* [DATASET ENTRIES]:
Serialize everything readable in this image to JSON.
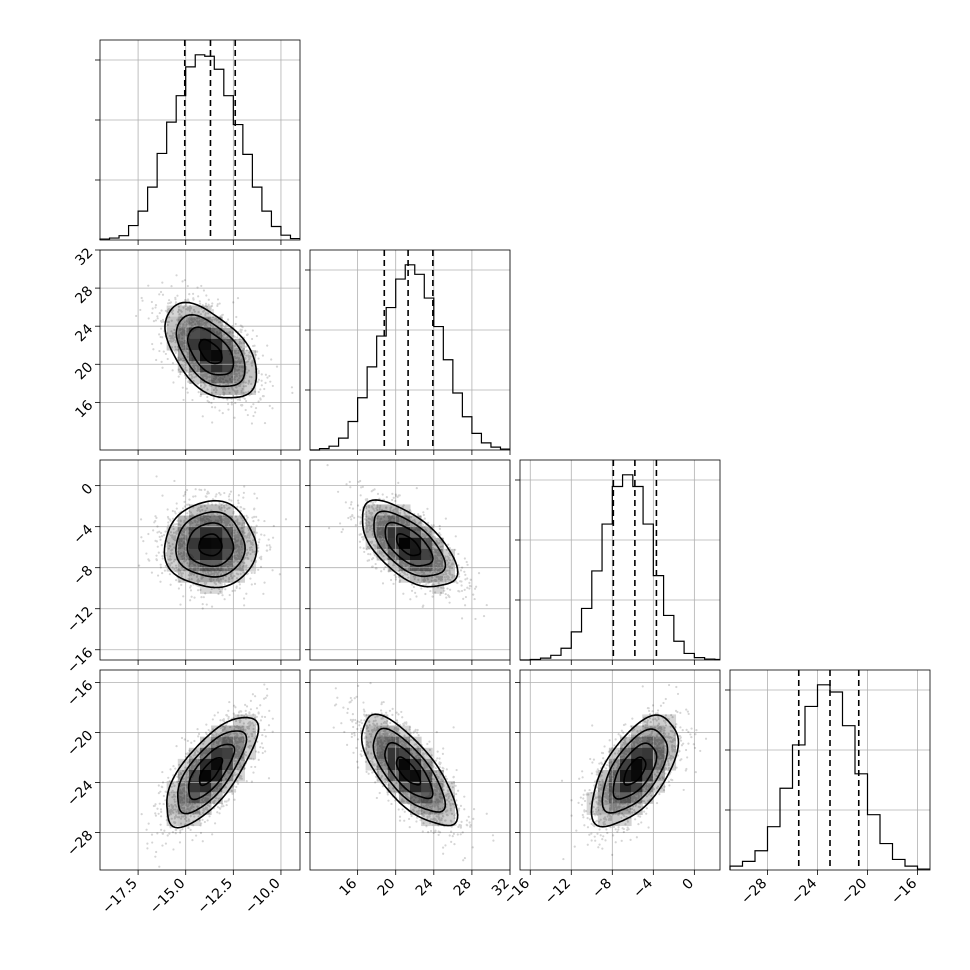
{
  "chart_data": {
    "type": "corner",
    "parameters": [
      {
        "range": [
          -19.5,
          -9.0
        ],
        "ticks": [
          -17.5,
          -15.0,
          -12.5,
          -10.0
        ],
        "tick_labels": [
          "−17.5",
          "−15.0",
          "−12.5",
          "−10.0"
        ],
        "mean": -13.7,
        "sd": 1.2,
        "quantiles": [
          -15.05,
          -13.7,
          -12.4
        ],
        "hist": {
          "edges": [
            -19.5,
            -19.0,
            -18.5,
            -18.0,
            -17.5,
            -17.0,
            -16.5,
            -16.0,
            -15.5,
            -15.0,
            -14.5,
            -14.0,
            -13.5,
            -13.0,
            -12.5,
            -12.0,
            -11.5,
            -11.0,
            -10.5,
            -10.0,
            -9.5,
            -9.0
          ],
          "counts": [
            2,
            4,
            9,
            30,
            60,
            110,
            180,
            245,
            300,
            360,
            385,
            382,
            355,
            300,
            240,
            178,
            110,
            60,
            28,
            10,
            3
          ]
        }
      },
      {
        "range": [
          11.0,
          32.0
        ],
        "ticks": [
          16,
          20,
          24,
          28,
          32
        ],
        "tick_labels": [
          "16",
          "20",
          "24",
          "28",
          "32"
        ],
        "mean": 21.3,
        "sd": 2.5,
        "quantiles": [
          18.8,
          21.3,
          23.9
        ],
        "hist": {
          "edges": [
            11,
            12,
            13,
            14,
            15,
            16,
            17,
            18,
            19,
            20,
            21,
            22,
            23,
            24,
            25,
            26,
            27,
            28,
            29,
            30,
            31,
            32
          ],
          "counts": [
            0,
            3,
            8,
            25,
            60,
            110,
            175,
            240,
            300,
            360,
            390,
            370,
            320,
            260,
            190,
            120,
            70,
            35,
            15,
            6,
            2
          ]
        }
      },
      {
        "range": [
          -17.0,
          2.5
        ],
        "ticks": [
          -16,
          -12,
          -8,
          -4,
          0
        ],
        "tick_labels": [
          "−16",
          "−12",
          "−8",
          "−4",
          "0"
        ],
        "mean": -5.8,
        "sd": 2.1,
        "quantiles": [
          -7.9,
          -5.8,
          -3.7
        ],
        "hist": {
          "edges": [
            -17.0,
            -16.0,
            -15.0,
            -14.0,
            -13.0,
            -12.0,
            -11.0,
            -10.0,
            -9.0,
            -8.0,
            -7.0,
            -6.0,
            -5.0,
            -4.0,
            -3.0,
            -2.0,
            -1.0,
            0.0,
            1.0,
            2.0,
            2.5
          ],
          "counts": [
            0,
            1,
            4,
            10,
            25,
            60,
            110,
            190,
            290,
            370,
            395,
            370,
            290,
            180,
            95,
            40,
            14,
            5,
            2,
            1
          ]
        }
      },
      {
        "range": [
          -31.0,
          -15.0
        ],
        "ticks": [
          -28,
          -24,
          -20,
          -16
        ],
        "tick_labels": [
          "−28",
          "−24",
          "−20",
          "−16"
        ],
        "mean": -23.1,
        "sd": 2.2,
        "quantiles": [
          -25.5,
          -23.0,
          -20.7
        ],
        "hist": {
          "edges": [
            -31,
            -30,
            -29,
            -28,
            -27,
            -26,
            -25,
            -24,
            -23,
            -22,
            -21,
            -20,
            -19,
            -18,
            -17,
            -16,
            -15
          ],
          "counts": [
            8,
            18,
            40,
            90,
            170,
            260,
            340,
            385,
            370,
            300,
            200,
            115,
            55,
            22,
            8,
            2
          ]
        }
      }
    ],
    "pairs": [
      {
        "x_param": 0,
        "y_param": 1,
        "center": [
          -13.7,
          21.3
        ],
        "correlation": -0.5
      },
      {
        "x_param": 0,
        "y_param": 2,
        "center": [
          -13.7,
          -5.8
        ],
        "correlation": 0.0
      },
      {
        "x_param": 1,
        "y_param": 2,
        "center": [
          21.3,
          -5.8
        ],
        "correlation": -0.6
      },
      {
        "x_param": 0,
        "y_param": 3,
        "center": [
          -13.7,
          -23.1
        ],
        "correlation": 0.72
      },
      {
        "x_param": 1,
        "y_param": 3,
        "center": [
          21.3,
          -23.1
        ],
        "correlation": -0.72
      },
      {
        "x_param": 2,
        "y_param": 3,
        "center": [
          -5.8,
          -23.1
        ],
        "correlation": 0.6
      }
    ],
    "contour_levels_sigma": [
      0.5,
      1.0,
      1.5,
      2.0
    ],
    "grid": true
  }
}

* [EXERCISE DESCRIPTION]:
Quote every record above exactly, leaving out any pictures.

* [FINISHED EXERCISE]:
Serialize everything readable in this image to JSON.
{
  "chart_data": {
    "type": "corner",
    "parameters": [
      {
        "range": [
          -19.5,
          -9.0
        ],
        "ticks": [
          -17.5,
          -15.0,
          -12.5,
          -10.0
        ],
        "tick_labels": [
          "−17.5",
          "−15.0",
          "−12.5",
          "−10.0"
        ],
        "mean": -13.7,
        "sd": 1.2,
        "quantiles": [
          -15.05,
          -13.7,
          -12.4
        ],
        "hist": {
          "edges": [
            -19.5,
            -19.0,
            -18.5,
            -18.0,
            -17.5,
            -17.0,
            -16.5,
            -16.0,
            -15.5,
            -15.0,
            -14.5,
            -14.0,
            -13.5,
            -13.0,
            -12.5,
            -12.0,
            -11.5,
            -11.0,
            -10.5,
            -10.0,
            -9.5,
            -9.0
          ],
          "counts": [
            2,
            4,
            9,
            30,
            60,
            110,
            180,
            245,
            300,
            360,
            385,
            382,
            355,
            300,
            240,
            178,
            110,
            60,
            28,
            10,
            3
          ]
        }
      },
      {
        "range": [
          11.0,
          32.0
        ],
        "ticks": [
          16,
          20,
          24,
          28,
          32
        ],
        "tick_labels": [
          "16",
          "20",
          "24",
          "28",
          "32"
        ],
        "mean": 21.3,
        "sd": 2.5,
        "quantiles": [
          18.8,
          21.3,
          23.9
        ],
        "hist": {
          "edges": [
            11,
            12,
            13,
            14,
            15,
            16,
            17,
            18,
            19,
            20,
            21,
            22,
            23,
            24,
            25,
            26,
            27,
            28,
            29,
            30,
            31,
            32
          ],
          "counts": [
            0,
            3,
            8,
            25,
            60,
            110,
            175,
            240,
            300,
            360,
            390,
            370,
            320,
            260,
            190,
            120,
            70,
            35,
            15,
            6,
            2
          ]
        }
      },
      {
        "range": [
          -17.0,
          2.5
        ],
        "ticks": [
          -16,
          -12,
          -8,
          -4,
          0
        ],
        "tick_labels": [
          "−16",
          "−12",
          "−8",
          "−4",
          "0"
        ],
        "mean": -5.8,
        "sd": 2.1,
        "quantiles": [
          -7.9,
          -5.8,
          -3.7
        ],
        "hist": {
          "edges": [
            -17.0,
            -16.0,
            -15.0,
            -14.0,
            -13.0,
            -12.0,
            -11.0,
            -10.0,
            -9.0,
            -8.0,
            -7.0,
            -6.0,
            -5.0,
            -4.0,
            -3.0,
            -2.0,
            -1.0,
            0.0,
            1.0,
            2.0,
            2.5
          ],
          "counts": [
            0,
            1,
            4,
            10,
            25,
            60,
            110,
            190,
            290,
            370,
            395,
            370,
            290,
            180,
            95,
            40,
            14,
            5,
            2,
            1
          ]
        }
      },
      {
        "range": [
          -31.0,
          -15.0
        ],
        "ticks": [
          -28,
          -24,
          -20,
          -16
        ],
        "tick_labels": [
          "−28",
          "−24",
          "−20",
          "−16"
        ],
        "mean": -23.1,
        "sd": 2.2,
        "quantiles": [
          -25.5,
          -23.0,
          -20.7
        ],
        "hist": {
          "edges": [
            -31,
            -30,
            -29,
            -28,
            -27,
            -26,
            -25,
            -24,
            -23,
            -22,
            -21,
            -20,
            -19,
            -18,
            -17,
            -16,
            -15
          ],
          "counts": [
            8,
            18,
            40,
            90,
            170,
            260,
            340,
            385,
            370,
            300,
            200,
            115,
            55,
            22,
            8,
            2
          ]
        }
      }
    ],
    "pairs": [
      {
        "x_param": 0,
        "y_param": 1,
        "center": [
          -13.7,
          21.3
        ],
        "correlation": -0.5
      },
      {
        "x_param": 0,
        "y_param": 2,
        "center": [
          -13.7,
          -5.8
        ],
        "correlation": 0.0
      },
      {
        "x_param": 1,
        "y_param": 2,
        "center": [
          21.3,
          -5.8
        ],
        "correlation": -0.6
      },
      {
        "x_param": 0,
        "y_param": 3,
        "center": [
          -13.7,
          -23.1
        ],
        "correlation": 0.72
      },
      {
        "x_param": 1,
        "y_param": 3,
        "center": [
          21.3,
          -23.1
        ],
        "correlation": -0.72
      },
      {
        "x_param": 2,
        "y_param": 3,
        "center": [
          -5.8,
          -23.1
        ],
        "correlation": 0.6
      }
    ],
    "contour_levels_sigma": [
      0.5,
      1.0,
      1.5,
      2.0
    ],
    "grid": true
  }
}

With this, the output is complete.